Short exercise: Write each line out exactly, leaving none out.

── Data for the task

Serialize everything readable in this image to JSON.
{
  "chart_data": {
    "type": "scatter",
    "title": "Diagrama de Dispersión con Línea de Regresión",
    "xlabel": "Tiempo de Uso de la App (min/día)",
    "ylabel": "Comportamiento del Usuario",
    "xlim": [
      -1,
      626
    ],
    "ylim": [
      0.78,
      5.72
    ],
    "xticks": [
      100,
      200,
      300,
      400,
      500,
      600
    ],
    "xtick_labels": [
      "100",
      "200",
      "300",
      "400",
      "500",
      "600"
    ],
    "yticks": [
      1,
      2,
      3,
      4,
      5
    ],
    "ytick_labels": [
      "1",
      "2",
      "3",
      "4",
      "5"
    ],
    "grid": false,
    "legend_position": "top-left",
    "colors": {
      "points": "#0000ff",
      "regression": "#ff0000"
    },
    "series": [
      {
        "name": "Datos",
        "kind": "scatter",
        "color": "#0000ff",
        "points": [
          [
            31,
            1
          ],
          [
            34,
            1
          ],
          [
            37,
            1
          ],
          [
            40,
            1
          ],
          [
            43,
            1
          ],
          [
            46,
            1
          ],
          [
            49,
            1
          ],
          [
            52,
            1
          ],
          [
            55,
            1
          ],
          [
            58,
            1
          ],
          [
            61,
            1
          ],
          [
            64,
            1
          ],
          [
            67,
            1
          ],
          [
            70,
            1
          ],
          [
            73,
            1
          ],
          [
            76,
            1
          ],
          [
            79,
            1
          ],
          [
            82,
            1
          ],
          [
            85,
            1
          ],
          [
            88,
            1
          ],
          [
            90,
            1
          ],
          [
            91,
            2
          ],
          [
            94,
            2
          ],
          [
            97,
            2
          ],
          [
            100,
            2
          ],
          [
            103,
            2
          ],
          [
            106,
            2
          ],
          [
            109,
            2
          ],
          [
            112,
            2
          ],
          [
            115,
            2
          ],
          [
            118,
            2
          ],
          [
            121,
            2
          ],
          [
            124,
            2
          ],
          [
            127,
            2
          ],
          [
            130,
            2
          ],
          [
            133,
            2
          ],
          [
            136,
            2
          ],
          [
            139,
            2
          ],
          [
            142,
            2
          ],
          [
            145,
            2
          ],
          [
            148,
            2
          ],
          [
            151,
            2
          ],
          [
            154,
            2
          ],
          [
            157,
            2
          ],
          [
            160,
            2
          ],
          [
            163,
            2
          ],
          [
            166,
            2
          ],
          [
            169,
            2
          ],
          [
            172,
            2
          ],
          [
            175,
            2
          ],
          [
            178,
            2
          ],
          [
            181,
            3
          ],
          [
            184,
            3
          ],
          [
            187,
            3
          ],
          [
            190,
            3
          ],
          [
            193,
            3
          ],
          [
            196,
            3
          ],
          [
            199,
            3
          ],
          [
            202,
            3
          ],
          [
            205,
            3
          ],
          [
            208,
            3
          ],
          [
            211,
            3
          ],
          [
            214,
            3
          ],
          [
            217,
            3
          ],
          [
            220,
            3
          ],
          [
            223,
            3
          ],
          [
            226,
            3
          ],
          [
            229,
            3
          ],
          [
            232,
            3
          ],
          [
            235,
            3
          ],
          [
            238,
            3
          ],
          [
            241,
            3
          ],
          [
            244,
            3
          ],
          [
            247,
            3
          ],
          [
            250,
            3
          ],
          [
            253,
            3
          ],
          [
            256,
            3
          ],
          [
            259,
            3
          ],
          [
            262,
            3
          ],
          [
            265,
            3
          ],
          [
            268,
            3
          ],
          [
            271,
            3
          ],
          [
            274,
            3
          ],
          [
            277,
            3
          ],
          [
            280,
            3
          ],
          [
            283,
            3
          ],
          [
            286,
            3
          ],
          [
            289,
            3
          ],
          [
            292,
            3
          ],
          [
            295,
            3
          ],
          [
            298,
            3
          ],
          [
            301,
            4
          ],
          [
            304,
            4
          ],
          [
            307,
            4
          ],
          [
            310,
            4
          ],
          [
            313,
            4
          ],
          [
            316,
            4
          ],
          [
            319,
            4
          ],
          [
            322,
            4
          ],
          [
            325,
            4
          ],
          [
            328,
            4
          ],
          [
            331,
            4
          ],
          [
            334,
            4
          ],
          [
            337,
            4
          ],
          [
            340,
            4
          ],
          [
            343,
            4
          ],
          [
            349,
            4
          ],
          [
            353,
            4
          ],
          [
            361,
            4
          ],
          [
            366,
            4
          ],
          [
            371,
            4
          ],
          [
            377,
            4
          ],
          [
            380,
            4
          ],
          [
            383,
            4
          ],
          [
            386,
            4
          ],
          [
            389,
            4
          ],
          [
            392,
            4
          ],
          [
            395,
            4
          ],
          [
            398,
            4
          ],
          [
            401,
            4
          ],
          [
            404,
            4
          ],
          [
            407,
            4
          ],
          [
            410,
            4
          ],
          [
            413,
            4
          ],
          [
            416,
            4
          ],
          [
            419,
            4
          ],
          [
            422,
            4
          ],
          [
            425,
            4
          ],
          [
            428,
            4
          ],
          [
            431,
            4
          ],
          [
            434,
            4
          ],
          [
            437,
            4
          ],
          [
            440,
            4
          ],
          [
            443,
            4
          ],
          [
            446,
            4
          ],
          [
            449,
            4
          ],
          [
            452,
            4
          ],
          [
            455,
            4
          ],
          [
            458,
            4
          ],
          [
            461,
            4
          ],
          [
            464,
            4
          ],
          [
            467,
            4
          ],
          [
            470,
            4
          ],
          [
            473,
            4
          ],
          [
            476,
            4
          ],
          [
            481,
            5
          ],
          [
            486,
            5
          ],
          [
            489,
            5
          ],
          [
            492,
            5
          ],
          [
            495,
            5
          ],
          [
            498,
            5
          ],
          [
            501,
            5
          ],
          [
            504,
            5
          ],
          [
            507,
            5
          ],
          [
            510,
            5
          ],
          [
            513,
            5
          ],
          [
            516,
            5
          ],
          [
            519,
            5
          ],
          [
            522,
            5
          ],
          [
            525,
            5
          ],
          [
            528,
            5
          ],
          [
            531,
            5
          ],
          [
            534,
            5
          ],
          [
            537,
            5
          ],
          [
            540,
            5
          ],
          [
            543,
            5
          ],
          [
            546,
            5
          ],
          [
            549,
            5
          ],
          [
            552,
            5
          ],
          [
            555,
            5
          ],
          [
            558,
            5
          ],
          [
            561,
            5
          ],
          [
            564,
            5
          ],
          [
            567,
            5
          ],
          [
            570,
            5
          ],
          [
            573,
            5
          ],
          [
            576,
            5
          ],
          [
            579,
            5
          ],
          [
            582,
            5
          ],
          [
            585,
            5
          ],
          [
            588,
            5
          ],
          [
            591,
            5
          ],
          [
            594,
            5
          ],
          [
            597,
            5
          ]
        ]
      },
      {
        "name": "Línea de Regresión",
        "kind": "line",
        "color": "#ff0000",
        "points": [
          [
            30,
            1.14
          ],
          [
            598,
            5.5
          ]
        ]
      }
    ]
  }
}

────

The output:
Serialize everything readable in this image to JSON.
{
  "chart_data": {
    "type": "scatter",
    "title": "Diagrama de Dispersión con Línea de Regresión",
    "xlabel": "Tiempo de Uso de la App (min/día)",
    "ylabel": "Comportamiento del Usuario",
    "xlim": [
      -1,
      626
    ],
    "ylim": [
      0.78,
      5.72
    ],
    "xticks": [
      100,
      200,
      300,
      400,
      500,
      600
    ],
    "xtick_labels": [
      "100",
      "200",
      "300",
      "400",
      "500",
      "600"
    ],
    "yticks": [
      1,
      2,
      3,
      4,
      5
    ],
    "ytick_labels": [
      "1",
      "2",
      "3",
      "4",
      "5"
    ],
    "grid": false,
    "legend_position": "top-left",
    "colors": {
      "points": "#0000ff",
      "regression": "#ff0000"
    },
    "series": [
      {
        "name": "Datos",
        "kind": "scatter",
        "color": "#0000ff",
        "points": [
          [
            31,
            1
          ],
          [
            34,
            1
          ],
          [
            37,
            1
          ],
          [
            40,
            1
          ],
          [
            43,
            1
          ],
          [
            46,
            1
          ],
          [
            49,
            1
          ],
          [
            52,
            1
          ],
          [
            55,
            1
          ],
          [
            58,
            1
          ],
          [
            61,
            1
          ],
          [
            64,
            1
          ],
          [
            67,
            1
          ],
          [
            70,
            1
          ],
          [
            73,
            1
          ],
          [
            76,
            1
          ],
          [
            79,
            1
          ],
          [
            82,
            1
          ],
          [
            85,
            1
          ],
          [
            88,
            1
          ],
          [
            90,
            1
          ],
          [
            91,
            2
          ],
          [
            94,
            2
          ],
          [
            97,
            2
          ],
          [
            100,
            2
          ],
          [
            103,
            2
          ],
          [
            106,
            2
          ],
          [
            109,
            2
          ],
          [
            112,
            2
          ],
          [
            115,
            2
          ],
          [
            118,
            2
          ],
          [
            121,
            2
          ],
          [
            124,
            2
          ],
          [
            127,
            2
          ],
          [
            130,
            2
          ],
          [
            133,
            2
          ],
          [
            136,
            2
          ],
          [
            139,
            2
          ],
          [
            142,
            2
          ],
          [
            145,
            2
          ],
          [
            148,
            2
          ],
          [
            151,
            2
          ],
          [
            154,
            2
          ],
          [
            157,
            2
          ],
          [
            160,
            2
          ],
          [
            163,
            2
          ],
          [
            166,
            2
          ],
          [
            169,
            2
          ],
          [
            172,
            2
          ],
          [
            175,
            2
          ],
          [
            178,
            2
          ],
          [
            181,
            3
          ],
          [
            184,
            3
          ],
          [
            187,
            3
          ],
          [
            190,
            3
          ],
          [
            193,
            3
          ],
          [
            196,
            3
          ],
          [
            199,
            3
          ],
          [
            202,
            3
          ],
          [
            205,
            3
          ],
          [
            208,
            3
          ],
          [
            211,
            3
          ],
          [
            214,
            3
          ],
          [
            217,
            3
          ],
          [
            220,
            3
          ],
          [
            223,
            3
          ],
          [
            226,
            3
          ],
          [
            229,
            3
          ],
          [
            232,
            3
          ],
          [
            235,
            3
          ],
          [
            238,
            3
          ],
          [
            241,
            3
          ],
          [
            244,
            3
          ],
          [
            247,
            3
          ],
          [
            250,
            3
          ],
          [
            253,
            3
          ],
          [
            256,
            3
          ],
          [
            259,
            3
          ],
          [
            262,
            3
          ],
          [
            265,
            3
          ],
          [
            268,
            3
          ],
          [
            271,
            3
          ],
          [
            274,
            3
          ],
          [
            277,
            3
          ],
          [
            280,
            3
          ],
          [
            283,
            3
          ],
          [
            286,
            3
          ],
          [
            289,
            3
          ],
          [
            292,
            3
          ],
          [
            295,
            3
          ],
          [
            298,
            3
          ],
          [
            301,
            4
          ],
          [
            304,
            4
          ],
          [
            307,
            4
          ],
          [
            310,
            4
          ],
          [
            313,
            4
          ],
          [
            316,
            4
          ],
          [
            319,
            4
          ],
          [
            322,
            4
          ],
          [
            325,
            4
          ],
          [
            328,
            4
          ],
          [
            331,
            4
          ],
          [
            334,
            4
          ],
          [
            337,
            4
          ],
          [
            340,
            4
          ],
          [
            343,
            4
          ],
          [
            349,
            4
          ],
          [
            353,
            4
          ],
          [
            361,
            4
          ],
          [
            366,
            4
          ],
          [
            371,
            4
          ],
          [
            377,
            4
          ],
          [
            380,
            4
          ],
          [
            383,
            4
          ],
          [
            386,
            4
          ],
          [
            389,
            4
          ],
          [
            392,
            4
          ],
          [
            395,
            4
          ],
          [
            398,
            4
          ],
          [
            401,
            4
          ],
          [
            404,
            4
          ],
          [
            407,
            4
          ],
          [
            410,
            4
          ],
          [
            413,
            4
          ],
          [
            416,
            4
          ],
          [
            419,
            4
          ],
          [
            422,
            4
          ],
          [
            425,
            4
          ],
          [
            428,
            4
          ],
          [
            431,
            4
          ],
          [
            434,
            4
          ],
          [
            437,
            4
          ],
          [
            440,
            4
          ],
          [
            443,
            4
          ],
          [
            446,
            4
          ],
          [
            449,
            4
          ],
          [
            452,
            4
          ],
          [
            455,
            4
          ],
          [
            458,
            4
          ],
          [
            461,
            4
          ],
          [
            464,
            4
          ],
          [
            467,
            4
          ],
          [
            470,
            4
          ],
          [
            473,
            4
          ],
          [
            476,
            4
          ],
          [
            481,
            5
          ],
          [
            486,
            5
          ],
          [
            489,
            5
          ],
          [
            492,
            5
          ],
          [
            495,
            5
          ],
          [
            498,
            5
          ],
          [
            501,
            5
          ],
          [
            504,
            5
          ],
          [
            507,
            5
          ],
          [
            510,
            5
          ],
          [
            513,
            5
          ],
          [
            516,
            5
          ],
          [
            519,
            5
          ],
          [
            522,
            5
          ],
          [
            525,
            5
          ],
          [
            528,
            5
          ],
          [
            531,
            5
          ],
          [
            534,
            5
          ],
          [
            537,
            5
          ],
          [
            540,
            5
          ],
          [
            543,
            5
          ],
          [
            546,
            5
          ],
          [
            549,
            5
          ],
          [
            552,
            5
          ],
          [
            555,
            5
          ],
          [
            558,
            5
          ],
          [
            561,
            5
          ],
          [
            564,
            5
          ],
          [
            567,
            5
          ],
          [
            570,
            5
          ],
          [
            573,
            5
          ],
          [
            576,
            5
          ],
          [
            579,
            5
          ],
          [
            582,
            5
          ],
          [
            585,
            5
          ],
          [
            588,
            5
          ],
          [
            591,
            5
          ],
          [
            594,
            5
          ],
          [
            597,
            5
          ]
        ]
      },
      {
        "name": "Línea de Regresión",
        "kind": "line",
        "color": "#ff0000",
        "points": [
          [
            30,
            1.14
          ],
          [
            598,
            5.5
          ]
        ]
      }
    ]
  }
}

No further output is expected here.